-- START OF RECORDED INFORMATION --

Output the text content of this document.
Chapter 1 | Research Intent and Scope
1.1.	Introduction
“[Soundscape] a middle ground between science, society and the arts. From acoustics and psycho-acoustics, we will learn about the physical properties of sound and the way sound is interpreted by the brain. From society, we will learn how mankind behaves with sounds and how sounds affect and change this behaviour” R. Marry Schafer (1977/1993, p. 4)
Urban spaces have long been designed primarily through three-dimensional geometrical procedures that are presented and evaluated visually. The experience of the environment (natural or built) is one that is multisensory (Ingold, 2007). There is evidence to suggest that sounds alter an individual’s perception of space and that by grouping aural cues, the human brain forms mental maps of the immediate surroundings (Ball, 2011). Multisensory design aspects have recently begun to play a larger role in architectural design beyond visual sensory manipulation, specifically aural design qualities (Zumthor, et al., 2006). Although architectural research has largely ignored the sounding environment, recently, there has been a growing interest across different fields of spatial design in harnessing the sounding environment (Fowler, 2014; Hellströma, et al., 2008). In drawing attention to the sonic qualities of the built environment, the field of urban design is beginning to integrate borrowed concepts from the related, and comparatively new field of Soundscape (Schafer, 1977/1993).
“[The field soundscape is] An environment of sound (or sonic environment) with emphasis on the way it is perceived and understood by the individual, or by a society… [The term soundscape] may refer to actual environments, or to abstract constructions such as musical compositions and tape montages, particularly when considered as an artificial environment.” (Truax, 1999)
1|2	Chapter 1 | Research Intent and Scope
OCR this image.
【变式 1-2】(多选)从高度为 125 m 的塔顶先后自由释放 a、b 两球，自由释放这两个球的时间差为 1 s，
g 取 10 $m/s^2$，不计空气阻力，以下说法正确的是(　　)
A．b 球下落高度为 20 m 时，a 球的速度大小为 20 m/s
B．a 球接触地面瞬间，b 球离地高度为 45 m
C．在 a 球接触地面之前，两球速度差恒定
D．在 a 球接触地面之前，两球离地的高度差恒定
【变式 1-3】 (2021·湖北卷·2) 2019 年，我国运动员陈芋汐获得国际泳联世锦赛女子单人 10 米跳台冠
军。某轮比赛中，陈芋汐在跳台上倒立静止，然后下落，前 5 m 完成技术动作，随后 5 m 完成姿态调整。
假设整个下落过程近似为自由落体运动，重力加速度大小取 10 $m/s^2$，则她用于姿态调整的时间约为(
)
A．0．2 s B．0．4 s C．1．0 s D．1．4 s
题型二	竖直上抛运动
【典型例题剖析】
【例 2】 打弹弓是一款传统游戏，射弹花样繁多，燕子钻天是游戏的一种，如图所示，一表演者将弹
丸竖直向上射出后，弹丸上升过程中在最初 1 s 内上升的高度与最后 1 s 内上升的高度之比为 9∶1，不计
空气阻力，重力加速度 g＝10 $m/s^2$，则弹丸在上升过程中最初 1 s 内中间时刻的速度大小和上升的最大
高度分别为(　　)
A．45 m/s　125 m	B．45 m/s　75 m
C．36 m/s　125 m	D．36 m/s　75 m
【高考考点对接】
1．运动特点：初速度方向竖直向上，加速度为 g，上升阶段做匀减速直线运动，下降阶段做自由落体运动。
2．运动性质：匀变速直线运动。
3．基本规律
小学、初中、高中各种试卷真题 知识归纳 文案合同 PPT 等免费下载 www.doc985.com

-- END OF RECORDED INFORMATION --

PROBLEM DESCRIPTION: Report how many lines of the data contain the word "Scope", using the number alone.

THE SOLUTION: 2